◆ Material for the task:
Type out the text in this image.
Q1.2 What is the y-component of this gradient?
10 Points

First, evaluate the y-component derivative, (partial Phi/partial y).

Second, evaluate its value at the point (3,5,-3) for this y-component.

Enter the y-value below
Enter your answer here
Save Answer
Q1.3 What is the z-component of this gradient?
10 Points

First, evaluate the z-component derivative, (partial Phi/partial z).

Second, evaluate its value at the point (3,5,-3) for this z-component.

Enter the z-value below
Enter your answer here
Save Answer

◆ To be done:
Write the data from above out again, exactly.

◆ Answer below:
Type out the text in this image.
Q1.2 What is the y-component of this gradient?
10 Points

First, evaluate the y-component derivative, (partial Phi/partial y).

Second, evaluate its value at the point (3,5,-3) for this y-component.

Enter the y-value below
Enter your answer here
Save Answer
Q1.3 What is the z-component of this gradient?
10 Points

First, evaluate the z-component derivative, (partial Phi/partial z).

Second, evaluate its value at the point (3,5,-3) for this z-component.

Enter the z-value below
Enter your answer here
Save Answer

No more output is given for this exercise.